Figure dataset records
--- start ---
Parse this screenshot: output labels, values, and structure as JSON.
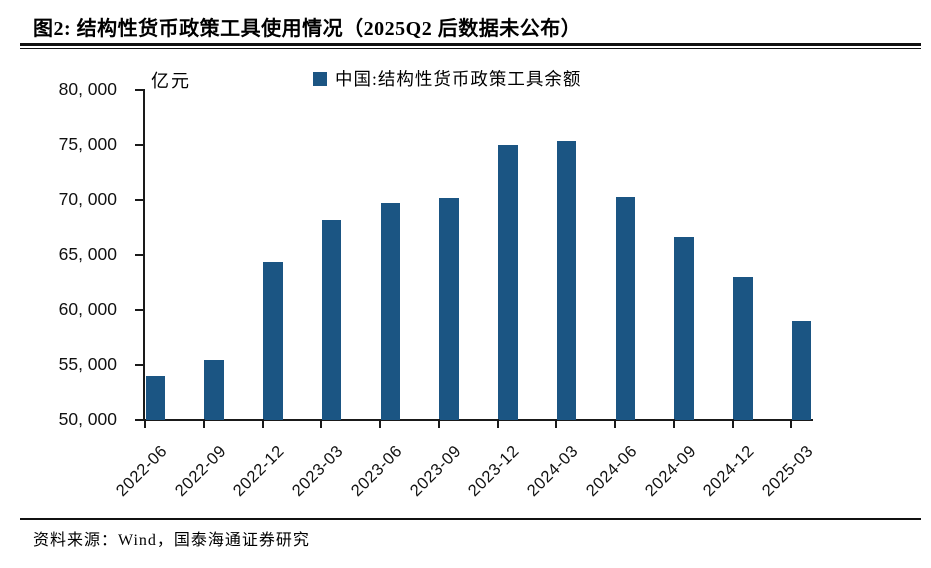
{
  "figure": {
    "title": "图2:  结构性货币政策工具使用情况（2025Q2 后数据未公布）",
    "source": "资料来源：Wind，国泰海通证券研究"
  },
  "chart_data": {
    "type": "bar",
    "title": "结构性货币政策工具使用情况",
    "unit_label": "亿元",
    "legend": [
      "中国:结构性货币政策工具余额"
    ],
    "legend_position": "top",
    "categories": [
      "2022-06",
      "2022-09",
      "2022-12",
      "2023-03",
      "2023-06",
      "2023-09",
      "2023-12",
      "2024-03",
      "2024-06",
      "2024-09",
      "2024-12",
      "2025-03"
    ],
    "values": [
      54000,
      55500,
      64400,
      68200,
      69700,
      70200,
      75000,
      75400,
      70300,
      66600,
      63000,
      59000
    ],
    "ylim": [
      50000,
      80000
    ],
    "ytick_step": 5000,
    "ytick_labels": [
      "50, 000",
      "55, 000",
      "60, 000",
      "65, 000",
      "70, 000",
      "75, 000",
      "80, 000"
    ],
    "grid": false,
    "bar_color": "#1B5583",
    "axis_color": "#1a1a1a"
  }
}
--- end ---
[PROBLEM DESCRIPTION]: Copy the material exactly. Do not include the pictures.

[FINAL RESULT]:
Parse this screenshot: output labels, values, and structure as JSON.
{
  "figure": {
    "title": "图2:  结构性货币政策工具使用情况（2025Q2 后数据未公布）",
    "source": "资料来源：Wind，国泰海通证券研究"
  },
  "chart_data": {
    "type": "bar",
    "title": "结构性货币政策工具使用情况",
    "unit_label": "亿元",
    "legend": [
      "中国:结构性货币政策工具余额"
    ],
    "legend_position": "top",
    "categories": [
      "2022-06",
      "2022-09",
      "2022-12",
      "2023-03",
      "2023-06",
      "2023-09",
      "2023-12",
      "2024-03",
      "2024-06",
      "2024-09",
      "2024-12",
      "2025-03"
    ],
    "values": [
      54000,
      55500,
      64400,
      68200,
      69700,
      70200,
      75000,
      75400,
      70300,
      66600,
      63000,
      59000
    ],
    "ylim": [
      50000,
      80000
    ],
    "ytick_step": 5000,
    "ytick_labels": [
      "50, 000",
      "55, 000",
      "60, 000",
      "65, 000",
      "70, 000",
      "75, 000",
      "80, 000"
    ],
    "grid": false,
    "bar_color": "#1B5583",
    "axis_color": "#1a1a1a"
  }
}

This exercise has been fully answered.